Count how many lines of the material contain the string "Fertilizer", then give that number and nothing more.

* _Figure collection entries_

★ ★ ★

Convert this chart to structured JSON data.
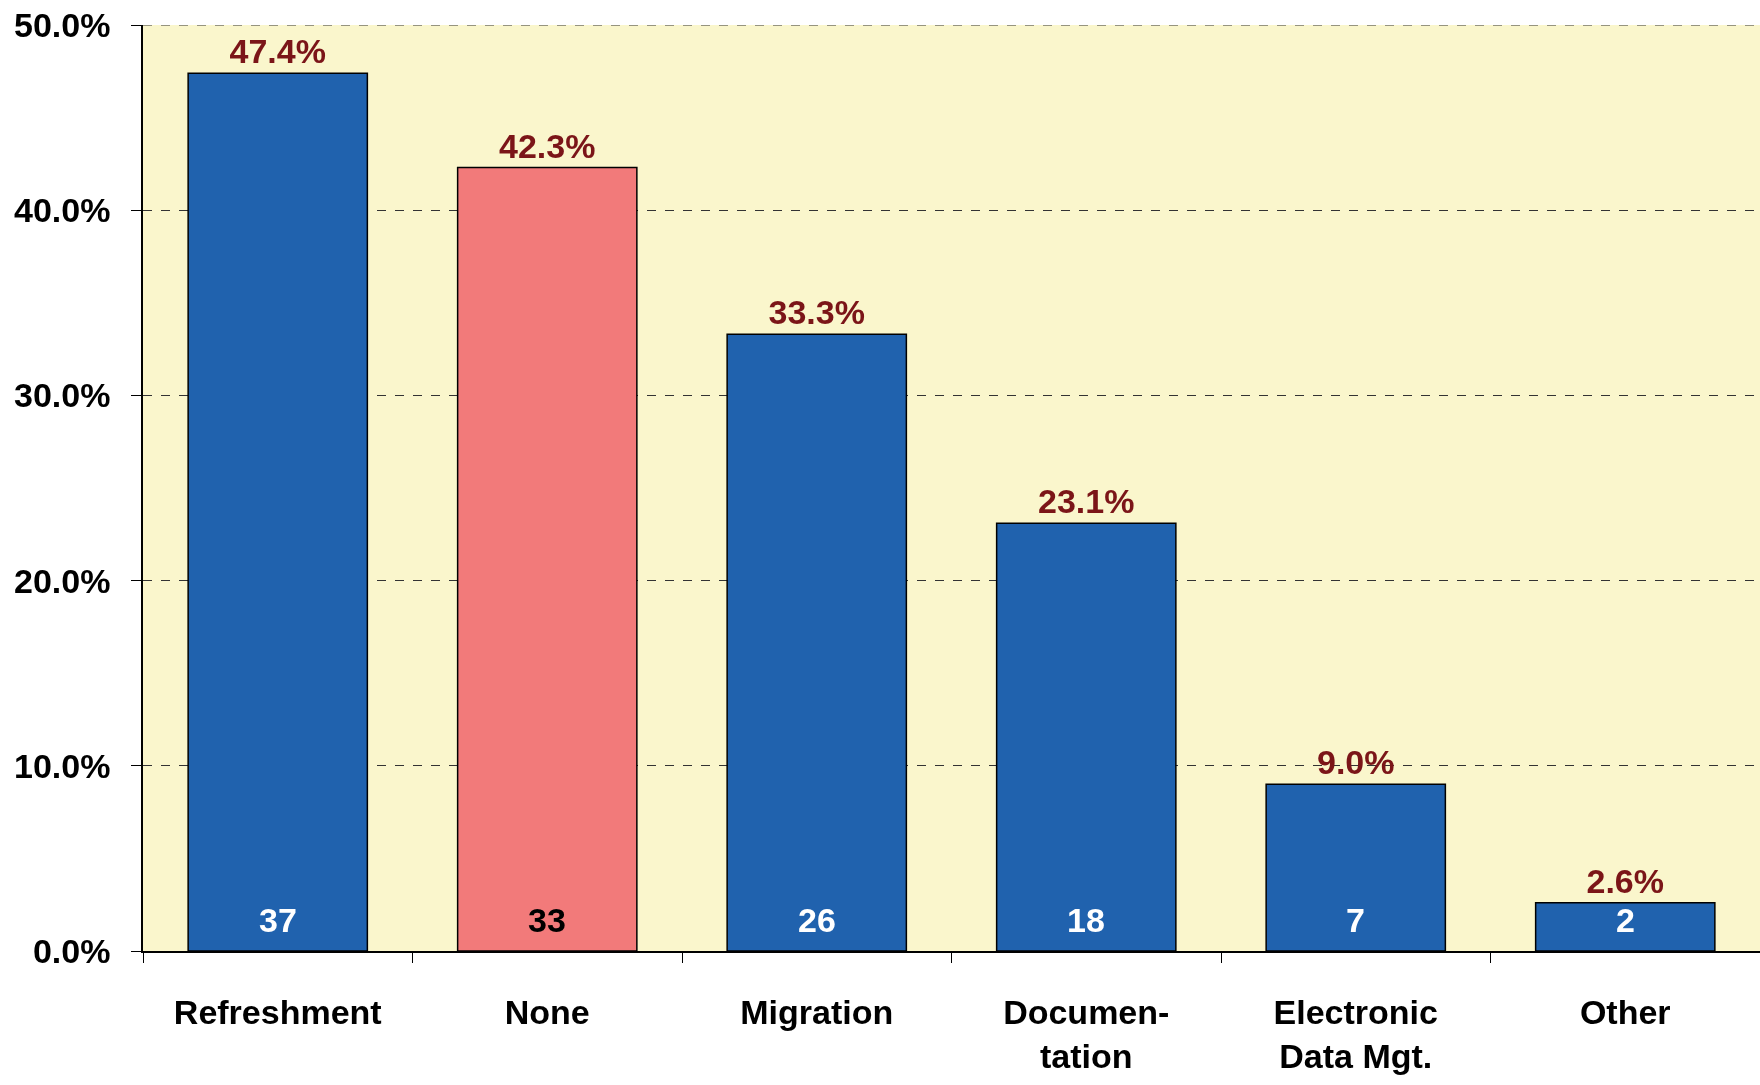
{
  "chart_data": {
    "type": "bar",
    "categories": [
      "Refreshment",
      "None",
      "Migration",
      "Documen-\ntation",
      "Electronic\nData Mgt.",
      "Other"
    ],
    "values": [
      47.4,
      42.3,
      33.3,
      23.1,
      9.0,
      2.6
    ],
    "colors": [
      "#2062ae",
      "#f27a7a",
      "#2062ae",
      "#2062ae",
      "#2062ae",
      "#2062ae"
    ],
    "value_labels": [
      "47.4%",
      "42.3%",
      "33.3%",
      "23.1%",
      "9.0%",
      "2.6%"
    ],
    "ylim": [
      0,
      50
    ],
    "yticks": [
      {
        "value": 0,
        "label": "0.0%"
      },
      {
        "value": 10,
        "label": "10.0%"
      },
      {
        "value": 20,
        "label": "20.0%"
      },
      {
        "value": 30,
        "label": "30.0%"
      },
      {
        "value": 40,
        "label": "40.0%"
      },
      {
        "value": 50,
        "label": "50.0%"
      }
    ],
    "grid": "y",
    "annotations": [
      {
        "text": "37",
        "x": "Refreshment",
        "y": 0
      },
      {
        "text": "33",
        "x": "None",
        "y": 0
      },
      {
        "text": "26",
        "x": "Migration",
        "y": 0
      },
      {
        "text": "18",
        "x": "Documen-\ntation",
        "y": 0
      },
      {
        "text": "7",
        "x": "Electronic\nData Mgt.",
        "y": 0
      },
      {
        "text": "2",
        "x": "Other",
        "y": 0
      }
    ]
  }
}
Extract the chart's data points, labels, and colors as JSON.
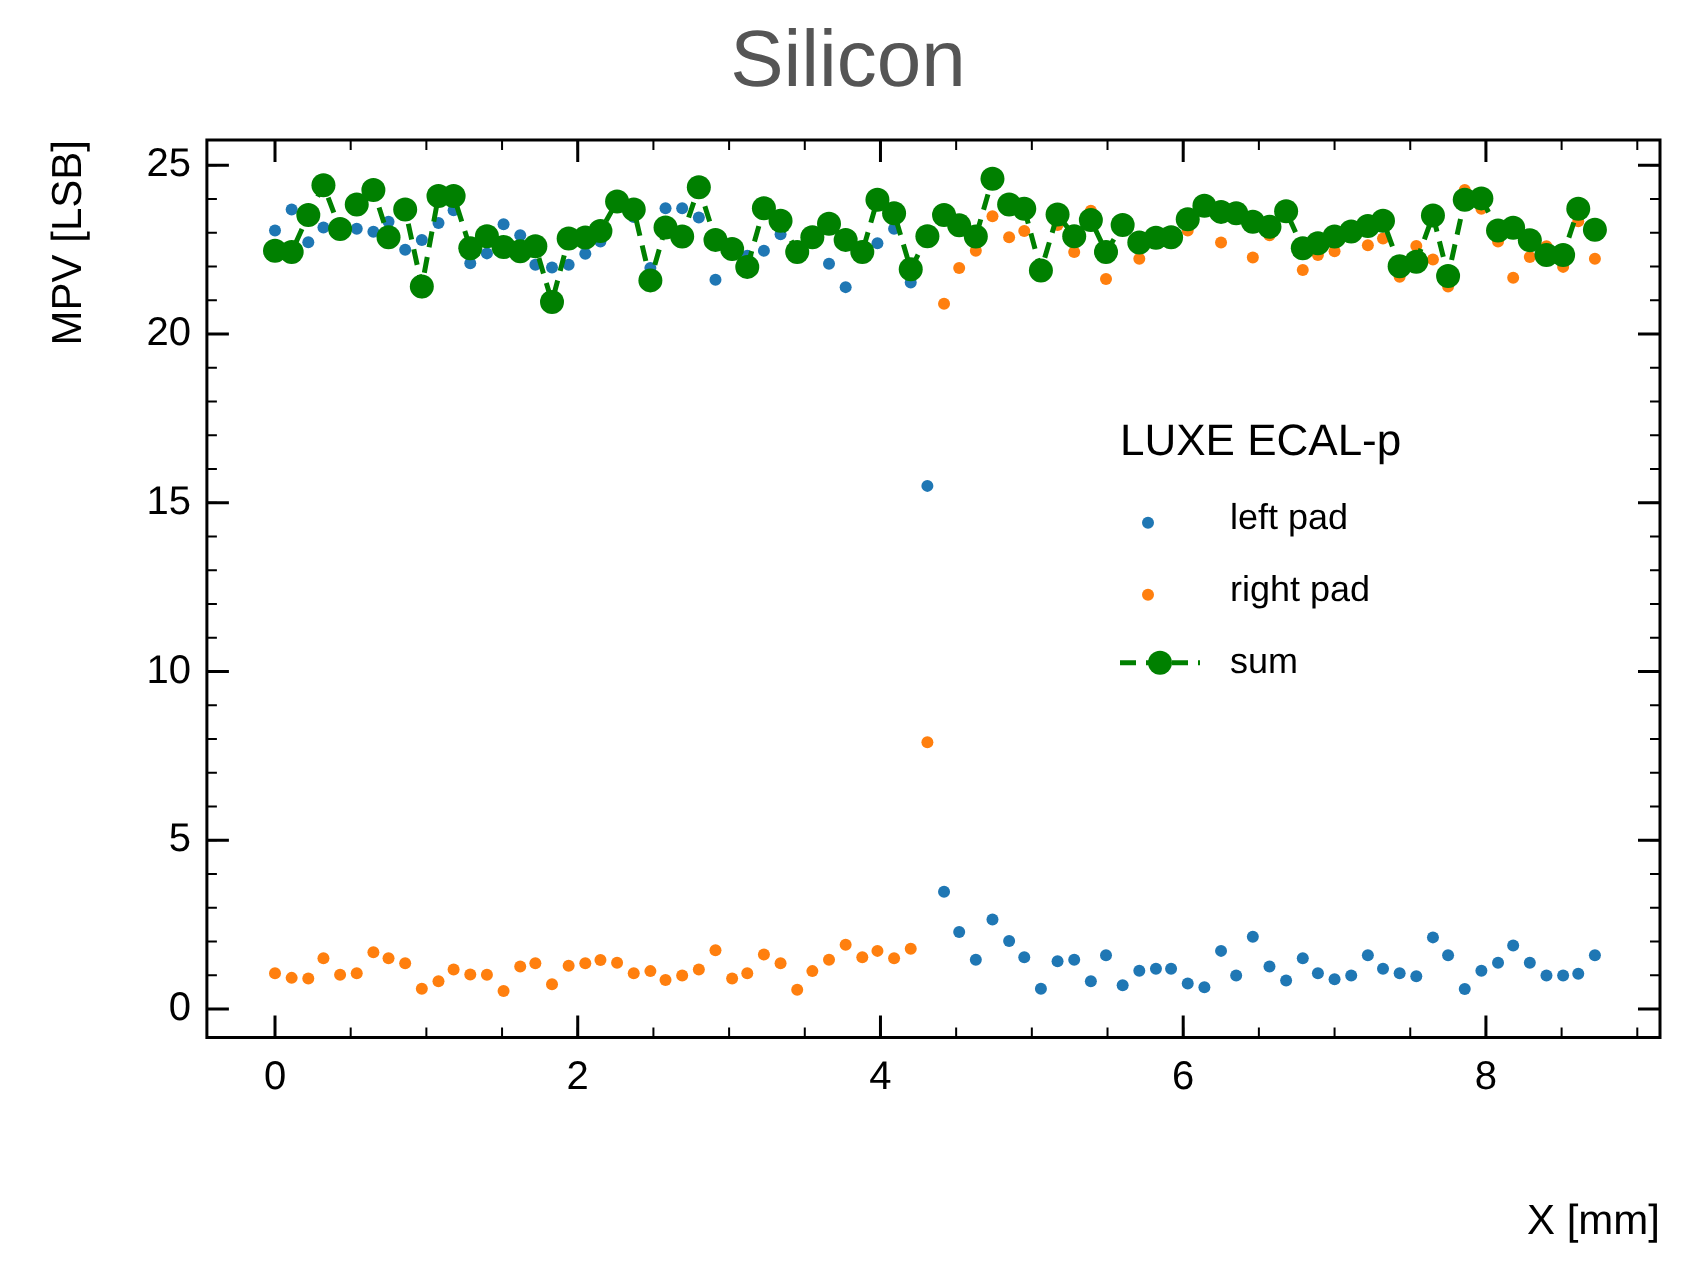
{
  "chart_data": {
    "type": "scatter",
    "title": "Silicon",
    "xlabel": "X [mm]",
    "ylabel": "MPV [LSB]",
    "legend_title": "LUXE ECAL-p",
    "legend": "right",
    "grid": false,
    "xlim": [
      -0.45,
      9.15
    ],
    "ylim": [
      -0.85,
      25.75
    ],
    "xticks": [
      0,
      2,
      4,
      6,
      8
    ],
    "yticks": [
      0,
      5,
      10,
      15,
      20,
      25
    ],
    "x": [
      0,
      0.11,
      0.22,
      0.32,
      0.43,
      0.54,
      0.65,
      0.75,
      0.86,
      0.97,
      1.08,
      1.18,
      1.29,
      1.4,
      1.51,
      1.62,
      1.72,
      1.83,
      1.94,
      2.05,
      2.15,
      2.26,
      2.37,
      2.48,
      2.58,
      2.69,
      2.8,
      2.91,
      3.02,
      3.12,
      3.23,
      3.34,
      3.45,
      3.55,
      3.66,
      3.77,
      3.88,
      3.98,
      4.09,
      4.2,
      4.31,
      4.42,
      4.52,
      4.63,
      4.74,
      4.85,
      4.95,
      5.06,
      5.17,
      5.28,
      5.39,
      5.49,
      5.6,
      5.71,
      5.82,
      5.92,
      6.03,
      6.14,
      6.25,
      6.35,
      6.46,
      6.57,
      6.68,
      6.79,
      6.89,
      7.0,
      7.11,
      7.22,
      7.32,
      7.43,
      7.54,
      7.65,
      7.75,
      7.86,
      7.97,
      8.08,
      8.18,
      8.29,
      8.4,
      8.51,
      8.61,
      8.72
    ],
    "series": [
      {
        "name": "left pad",
        "type": "scatter",
        "marker": "circle",
        "color": "#1f77b4",
        "values": [
          23.07,
          23.69,
          22.72,
          23.16,
          null,
          23.12,
          23.03,
          23.33,
          22.5,
          22.79,
          23.29,
          23.67,
          22.1,
          22.39,
          23.25,
          22.93,
          22.05,
          21.97,
          22.05,
          22.38,
          22.74,
          null,
          23.47,
          21.96,
          23.73,
          23.73,
          23.45,
          21.61,
          null,
          22.32,
          22.47,
          22.96,
          null,
          null,
          22.08,
          21.39,
          null,
          22.69,
          23.12,
          21.53,
          15.5,
          3.47,
          2.28,
          1.46,
          2.65,
          2.01,
          1.53,
          0.6,
          1.41,
          1.46,
          0.82,
          1.59,
          0.7,
          1.13,
          1.19,
          1.19,
          0.75,
          0.64,
          1.72,
          0.99,
          2.14,
          1.26,
          0.84,
          1.5,
          1.06,
          0.88,
          0.99,
          1.59,
          1.19,
          1.06,
          0.97,
          2.12,
          1.59,
          0.59,
          1.13,
          1.37,
          1.88,
          1.37,
          0.99,
          0.99,
          1.04,
          1.59
        ]
      },
      {
        "name": "right pad",
        "type": "scatter",
        "marker": "circle",
        "color": "#ff7f0e",
        "values": [
          1.06,
          0.92,
          0.9,
          1.5,
          1.01,
          1.06,
          1.68,
          1.5,
          1.35,
          0.6,
          0.82,
          1.17,
          1.02,
          1.01,
          0.53,
          1.26,
          1.35,
          0.73,
          1.28,
          1.35,
          1.45,
          1.37,
          1.06,
          1.12,
          0.86,
          0.99,
          1.17,
          1.74,
          0.9,
          1.06,
          1.61,
          1.35,
          0.57,
          1.12,
          1.46,
          1.9,
          1.53,
          1.72,
          1.5,
          1.78,
          7.9,
          20.9,
          21.96,
          22.47,
          23.49,
          22.87,
          23.05,
          null,
          23.23,
          22.43,
          23.65,
          21.63,
          null,
          22.23,
          null,
          null,
          23.07,
          null,
          22.71,
          null,
          22.27,
          22.93,
          null,
          21.9,
          22.34,
          22.45,
          null,
          22.63,
          22.83,
          21.7,
          22.61,
          22.21,
          21.41,
          24.27,
          23.71,
          22.74,
          21.67,
          22.28,
          22.6,
          21.99,
          23.34,
          22.23
        ]
      },
      {
        "name": "sum",
        "type": "line",
        "marker": "circle",
        "line_style": "dashed",
        "color": "#008000",
        "values": [
          22.47,
          22.43,
          23.53,
          24.41,
          23.11,
          23.84,
          24.27,
          22.87,
          23.69,
          21.41,
          24.09,
          24.09,
          22.54,
          22.9,
          22.58,
          22.45,
          22.6,
          20.95,
          22.83,
          22.86,
          23.05,
          23.93,
          23.69,
          21.59,
          23.16,
          22.89,
          24.35,
          22.79,
          22.52,
          21.99,
          23.73,
          23.36,
          22.43,
          22.87,
          23.27,
          22.79,
          22.43,
          23.98,
          23.58,
          21.92,
          22.9,
          23.53,
          23.22,
          22.89,
          24.6,
          23.84,
          23.71,
          21.88,
          23.54,
          22.9,
          23.38,
          22.43,
          23.23,
          22.71,
          22.85,
          22.87,
          23.4,
          23.8,
          23.62,
          23.58,
          23.33,
          23.18,
          23.64,
          22.54,
          22.69,
          22.89,
          23.04,
          23.2,
          23.36,
          22.01,
          22.14,
          23.51,
          21.72,
          23.98,
          24.02,
          23.07,
          23.15,
          22.78,
          22.34,
          22.34,
          23.71,
          23.09
        ]
      }
    ]
  }
}
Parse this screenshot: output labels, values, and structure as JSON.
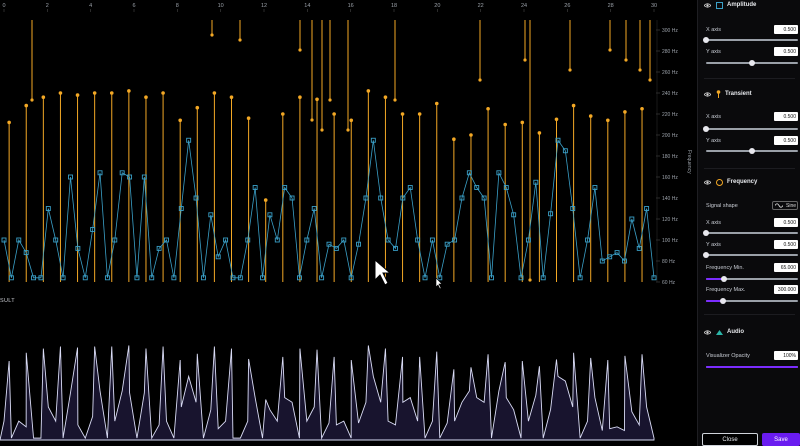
{
  "viz": {
    "top_ticks": [
      "0",
      "2",
      "4",
      "6",
      "8",
      "10",
      "12",
      "14",
      "16",
      "18",
      "20",
      "22",
      "24",
      "26",
      "28",
      "30"
    ],
    "right_ticks": [
      "300 Hz",
      "280 Hz",
      "260 Hz",
      "240 Hz",
      "220 Hz",
      "200 Hz",
      "180 Hz",
      "160 Hz",
      "140 Hz",
      "120 Hz",
      "100 Hz",
      "80 Hz",
      "60 Hz"
    ],
    "y_axis_title": "Frequency",
    "result_label": "SULT",
    "colors": {
      "amplitude": "#3aa0c8",
      "transient": "#f3a825",
      "result_fill": "#18142e",
      "result_line": "#d9dbf5"
    },
    "amplitude_hz": [
      100,
      64,
      100,
      88,
      64,
      64,
      130,
      100,
      64,
      160,
      92,
      64,
      110,
      164,
      64,
      100,
      164,
      160,
      64,
      160,
      64,
      92,
      100,
      64,
      130,
      195,
      140,
      64,
      124,
      84,
      100,
      64,
      64,
      100,
      150,
      64,
      124,
      100,
      150,
      140,
      64,
      100,
      130,
      64,
      96,
      92,
      100,
      64,
      96,
      140,
      195,
      140,
      100,
      92,
      140,
      150,
      100,
      64,
      100,
      64,
      96,
      100,
      140,
      164,
      150,
      140,
      64,
      164,
      150,
      124,
      64,
      100,
      155,
      64,
      125,
      195,
      185,
      130,
      64,
      100,
      150,
      80,
      84,
      88,
      80,
      120,
      92,
      130,
      64
    ],
    "transient_tops_hz": [
      212,
      228,
      236,
      240,
      238,
      240,
      240,
      242,
      236,
      240,
      214,
      226,
      240,
      236,
      216,
      138,
      220,
      236,
      234,
      220,
      214,
      242,
      236,
      220,
      220,
      230,
      196,
      200,
      225,
      210,
      212,
      202,
      215,
      228,
      218,
      214,
      222,
      225
    ]
  },
  "panel": {
    "amplitude": {
      "title": "Amplitude",
      "x_label": "X axis",
      "x_value": "0.500",
      "y_label": "Y axis",
      "y_value": "0.500",
      "x_level": 0,
      "y_level": 0.5
    },
    "transient": {
      "title": "Transient",
      "x_label": "X axis",
      "x_value": "0.500",
      "y_label": "Y axis",
      "y_value": "0.500",
      "x_level": 0,
      "y_level": 0.5
    },
    "frequency": {
      "title": "Frequency",
      "signal_shape_label": "Signal shape",
      "signal_shape_value": "Sine",
      "x_label": "X axis",
      "x_value": "0.500",
      "y_label": "Y axis",
      "y_value": "0.500",
      "min_label": "Frequency Min.",
      "min_value": "65.000",
      "max_label": "Frequency Max.",
      "max_value": "300.000",
      "x_level": 0,
      "y_level": 0,
      "min_level": 0.2,
      "max_level": 0.18
    },
    "audio": {
      "title": "Audio",
      "opacity_label": "Visualizer Opacity",
      "opacity_value": "100%",
      "opacity_level": 1
    },
    "close_label": "Close",
    "save_label": "Save",
    "accent": "#7b2cff"
  }
}
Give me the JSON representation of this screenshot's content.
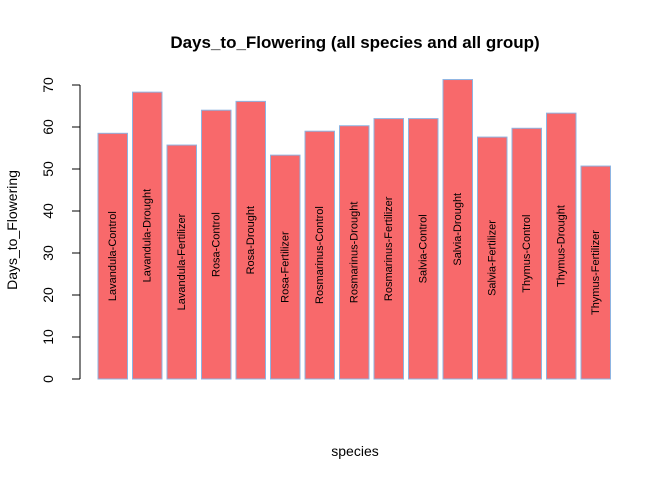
{
  "chart_data": {
    "type": "bar",
    "title": "Days_to_Flowering (all species and all group)",
    "xlabel": "species",
    "ylabel": "Days_to_Flowering",
    "ylim": [
      0,
      70
    ],
    "yticks": [
      0,
      10,
      20,
      30,
      40,
      50,
      60,
      70
    ],
    "grid": false,
    "legend": "none",
    "bar_color": "#F8696B",
    "bar_border_color": "#8DB4E2",
    "categories": [
      "Lavandula-Control",
      "Lavandula-Drought",
      "Lavandula-Fertilizer",
      "Rosa-Control",
      "Rosa-Drought",
      "Rosa-Fertilizer",
      "Rosmarinus-Control",
      "Rosmarinus-Drought",
      "Rosmarinus-Fertilizer",
      "Salvia-Control",
      "Salvia-Drought",
      "Salvia-Fertilizer",
      "Thymus-Control",
      "Thymus-Drought",
      "Thymus-Fertilizer"
    ],
    "values": [
      58.5,
      68.3,
      55.7,
      64.0,
      66.1,
      53.3,
      59.0,
      60.3,
      62.0,
      62.0,
      71.3,
      57.6,
      59.7,
      63.3,
      50.7
    ]
  }
}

★ ★ ★

* _Expected answer_
5